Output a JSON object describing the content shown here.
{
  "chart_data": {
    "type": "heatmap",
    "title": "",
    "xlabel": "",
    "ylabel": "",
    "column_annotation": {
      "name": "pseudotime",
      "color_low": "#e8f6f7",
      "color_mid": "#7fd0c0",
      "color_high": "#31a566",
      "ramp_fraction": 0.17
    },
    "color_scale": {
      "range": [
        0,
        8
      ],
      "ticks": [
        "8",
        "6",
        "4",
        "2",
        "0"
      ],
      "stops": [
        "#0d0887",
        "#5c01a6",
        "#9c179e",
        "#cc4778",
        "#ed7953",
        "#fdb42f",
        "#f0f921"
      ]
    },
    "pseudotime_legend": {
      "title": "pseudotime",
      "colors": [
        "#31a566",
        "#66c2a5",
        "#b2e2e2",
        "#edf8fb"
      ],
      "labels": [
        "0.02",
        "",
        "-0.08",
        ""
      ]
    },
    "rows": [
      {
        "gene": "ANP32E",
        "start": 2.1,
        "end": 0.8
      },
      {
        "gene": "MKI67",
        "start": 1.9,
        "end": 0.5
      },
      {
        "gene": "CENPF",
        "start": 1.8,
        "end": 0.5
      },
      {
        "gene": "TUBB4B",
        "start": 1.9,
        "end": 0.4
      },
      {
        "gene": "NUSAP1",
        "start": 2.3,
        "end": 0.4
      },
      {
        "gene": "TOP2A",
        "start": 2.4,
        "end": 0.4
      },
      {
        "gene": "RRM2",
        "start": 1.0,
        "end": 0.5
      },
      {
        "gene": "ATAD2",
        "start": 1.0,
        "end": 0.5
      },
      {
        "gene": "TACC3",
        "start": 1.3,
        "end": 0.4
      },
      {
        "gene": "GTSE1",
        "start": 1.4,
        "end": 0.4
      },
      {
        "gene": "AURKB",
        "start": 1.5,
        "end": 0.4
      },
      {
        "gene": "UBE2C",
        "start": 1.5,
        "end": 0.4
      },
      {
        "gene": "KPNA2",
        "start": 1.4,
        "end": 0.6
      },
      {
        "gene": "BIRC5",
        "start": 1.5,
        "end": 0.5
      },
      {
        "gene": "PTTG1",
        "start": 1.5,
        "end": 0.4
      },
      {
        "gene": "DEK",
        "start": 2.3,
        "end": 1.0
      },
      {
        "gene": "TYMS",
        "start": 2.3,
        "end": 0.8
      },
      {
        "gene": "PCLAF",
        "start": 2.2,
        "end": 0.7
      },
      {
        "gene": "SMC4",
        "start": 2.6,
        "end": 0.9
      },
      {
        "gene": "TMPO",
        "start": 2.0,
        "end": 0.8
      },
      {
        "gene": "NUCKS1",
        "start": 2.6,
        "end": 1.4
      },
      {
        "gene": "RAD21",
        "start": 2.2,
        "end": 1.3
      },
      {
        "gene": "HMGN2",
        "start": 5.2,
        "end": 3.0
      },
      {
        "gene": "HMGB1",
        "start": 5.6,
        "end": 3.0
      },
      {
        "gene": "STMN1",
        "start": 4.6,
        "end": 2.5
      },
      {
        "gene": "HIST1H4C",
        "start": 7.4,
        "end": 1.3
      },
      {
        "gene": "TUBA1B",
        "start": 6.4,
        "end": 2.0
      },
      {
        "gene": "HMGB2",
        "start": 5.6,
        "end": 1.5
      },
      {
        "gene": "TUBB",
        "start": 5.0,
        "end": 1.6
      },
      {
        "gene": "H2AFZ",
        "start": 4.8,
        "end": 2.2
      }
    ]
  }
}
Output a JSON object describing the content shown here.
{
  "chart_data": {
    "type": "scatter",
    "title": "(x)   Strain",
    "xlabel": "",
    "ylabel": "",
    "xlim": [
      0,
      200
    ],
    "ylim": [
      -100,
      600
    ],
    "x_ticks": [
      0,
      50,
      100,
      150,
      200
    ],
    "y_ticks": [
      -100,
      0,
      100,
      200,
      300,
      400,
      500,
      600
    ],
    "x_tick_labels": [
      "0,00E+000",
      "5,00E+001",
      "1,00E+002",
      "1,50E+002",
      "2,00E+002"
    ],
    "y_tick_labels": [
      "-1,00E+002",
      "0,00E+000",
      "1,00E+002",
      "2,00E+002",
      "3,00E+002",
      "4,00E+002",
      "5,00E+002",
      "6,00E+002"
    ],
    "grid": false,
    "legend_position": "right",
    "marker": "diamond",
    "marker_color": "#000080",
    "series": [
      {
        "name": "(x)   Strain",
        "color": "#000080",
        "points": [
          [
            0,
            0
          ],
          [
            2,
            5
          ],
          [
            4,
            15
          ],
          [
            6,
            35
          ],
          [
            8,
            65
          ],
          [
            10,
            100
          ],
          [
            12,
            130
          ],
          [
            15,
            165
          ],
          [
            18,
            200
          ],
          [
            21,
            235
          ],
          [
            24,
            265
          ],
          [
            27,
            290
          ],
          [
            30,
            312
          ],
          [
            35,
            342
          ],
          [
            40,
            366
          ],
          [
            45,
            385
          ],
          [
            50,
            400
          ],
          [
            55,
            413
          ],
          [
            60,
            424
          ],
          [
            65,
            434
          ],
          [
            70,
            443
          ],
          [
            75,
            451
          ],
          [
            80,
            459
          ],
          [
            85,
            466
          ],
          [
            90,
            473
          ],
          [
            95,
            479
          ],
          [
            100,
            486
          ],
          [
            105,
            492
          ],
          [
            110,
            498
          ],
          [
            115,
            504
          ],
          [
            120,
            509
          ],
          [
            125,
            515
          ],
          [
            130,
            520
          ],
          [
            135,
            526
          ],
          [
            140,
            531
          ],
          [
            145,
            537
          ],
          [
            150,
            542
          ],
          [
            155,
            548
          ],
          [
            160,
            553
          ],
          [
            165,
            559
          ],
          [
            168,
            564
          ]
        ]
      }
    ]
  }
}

+++++

DIRECTIONS:
Write out the records above again, keeping each one identical to the original.

COMPLETE RESPONSE:
Output a JSON object describing the content shown here.
{
  "chart_data": {
    "type": "heatmap",
    "title": "",
    "xlabel": "",
    "ylabel": "",
    "column_annotation": {
      "name": "pseudotime",
      "color_low": "#e8f6f7",
      "color_mid": "#7fd0c0",
      "color_high": "#31a566",
      "ramp_fraction": 0.17
    },
    "color_scale": {
      "range": [
        0,
        8
      ],
      "ticks": [
        "8",
        "6",
        "4",
        "2",
        "0"
      ],
      "stops": [
        "#0d0887",
        "#5c01a6",
        "#9c179e",
        "#cc4778",
        "#ed7953",
        "#fdb42f",
        "#f0f921"
      ]
    },
    "pseudotime_legend": {
      "title": "pseudotime",
      "colors": [
        "#31a566",
        "#66c2a5",
        "#b2e2e2",
        "#edf8fb"
      ],
      "labels": [
        "0.02",
        "",
        "-0.08",
        ""
      ]
    },
    "rows": [
      {
        "gene": "ANP32E",
        "start": 2.1,
        "end": 0.8
      },
      {
        "gene": "MKI67",
        "start": 1.9,
        "end": 0.5
      },
      {
        "gene": "CENPF",
        "start": 1.8,
        "end": 0.5
      },
      {
        "gene": "TUBB4B",
        "start": 1.9,
        "end": 0.4
      },
      {
        "gene": "NUSAP1",
        "start": 2.3,
        "end": 0.4
      },
      {
        "gene": "TOP2A",
        "start": 2.4,
        "end": 0.4
      },
      {
        "gene": "RRM2",
        "start": 1.0,
        "end": 0.5
      },
      {
        "gene": "ATAD2",
        "start": 1.0,
        "end": 0.5
      },
      {
        "gene": "TACC3",
        "start": 1.3,
        "end": 0.4
      },
      {
        "gene": "GTSE1",
        "start": 1.4,
        "end": 0.4
      },
      {
        "gene": "AURKB",
        "start": 1.5,
        "end": 0.4
      },
      {
        "gene": "UBE2C",
        "start": 1.5,
        "end": 0.4
      },
      {
        "gene": "KPNA2",
        "start": 1.4,
        "end": 0.6
      },
      {
        "gene": "BIRC5",
        "start": 1.5,
        "end": 0.5
      },
      {
        "gene": "PTTG1",
        "start": 1.5,
        "end": 0.4
      },
      {
        "gene": "DEK",
        "start": 2.3,
        "end": 1.0
      },
      {
        "gene": "TYMS",
        "start": 2.3,
        "end": 0.8
      },
      {
        "gene": "PCLAF",
        "start": 2.2,
        "end": 0.7
      },
      {
        "gene": "SMC4",
        "start": 2.6,
        "end": 0.9
      },
      {
        "gene": "TMPO",
        "start": 2.0,
        "end": 0.8
      },
      {
        "gene": "NUCKS1",
        "start": 2.6,
        "end": 1.4
      },
      {
        "gene": "RAD21",
        "start": 2.2,
        "end": 1.3
      },
      {
        "gene": "HMGN2",
        "start": 5.2,
        "end": 3.0
      },
      {
        "gene": "HMGB1",
        "start": 5.6,
        "end": 3.0
      },
      {
        "gene": "STMN1",
        "start": 4.6,
        "end": 2.5
      },
      {
        "gene": "HIST1H4C",
        "start": 7.4,
        "end": 1.3
      },
      {
        "gene": "TUBA1B",
        "start": 6.4,
        "end": 2.0
      },
      {
        "gene": "HMGB2",
        "start": 5.6,
        "end": 1.5
      },
      {
        "gene": "TUBB",
        "start": 5.0,
        "end": 1.6
      },
      {
        "gene": "H2AFZ",
        "start": 4.8,
        "end": 2.2
      }
    ]
  }
}
Output a JSON object describing the content shown here.
{
  "chart_data": {
    "type": "scatter",
    "title": "(x)   Strain",
    "xlabel": "",
    "ylabel": "",
    "xlim": [
      0,
      200
    ],
    "ylim": [
      -100,
      600
    ],
    "x_ticks": [
      0,
      50,
      100,
      150,
      200
    ],
    "y_ticks": [
      -100,
      0,
      100,
      200,
      300,
      400,
      500,
      600
    ],
    "x_tick_labels": [
      "0,00E+000",
      "5,00E+001",
      "1,00E+002",
      "1,50E+002",
      "2,00E+002"
    ],
    "y_tick_labels": [
      "-1,00E+002",
      "0,00E+000",
      "1,00E+002",
      "2,00E+002",
      "3,00E+002",
      "4,00E+002",
      "5,00E+002",
      "6,00E+002"
    ],
    "grid": false,
    "legend_position": "right",
    "marker": "diamond",
    "marker_color": "#000080",
    "series": [
      {
        "name": "(x)   Strain",
        "color": "#000080",
        "points": [
          [
            0,
            0
          ],
          [
            2,
            5
          ],
          [
            4,
            15
          ],
          [
            6,
            35
          ],
          [
            8,
            65
          ],
          [
            10,
            100
          ],
          [
            12,
            130
          ],
          [
            15,
            165
          ],
          [
            18,
            200
          ],
          [
            21,
            235
          ],
          [
            24,
            265
          ],
          [
            27,
            290
          ],
          [
            30,
            312
          ],
          [
            35,
            342
          ],
          [
            40,
            366
          ],
          [
            45,
            385
          ],
          [
            50,
            400
          ],
          [
            55,
            413
          ],
          [
            60,
            424
          ],
          [
            65,
            434
          ],
          [
            70,
            443
          ],
          [
            75,
            451
          ],
          [
            80,
            459
          ],
          [
            85,
            466
          ],
          [
            90,
            473
          ],
          [
            95,
            479
          ],
          [
            100,
            486
          ],
          [
            105,
            492
          ],
          [
            110,
            498
          ],
          [
            115,
            504
          ],
          [
            120,
            509
          ],
          [
            125,
            515
          ],
          [
            130,
            520
          ],
          [
            135,
            526
          ],
          [
            140,
            531
          ],
          [
            145,
            537
          ],
          [
            150,
            542
          ],
          [
            155,
            548
          ],
          [
            160,
            553
          ],
          [
            165,
            559
          ],
          [
            168,
            564
          ]
        ]
      }
    ]
  }
}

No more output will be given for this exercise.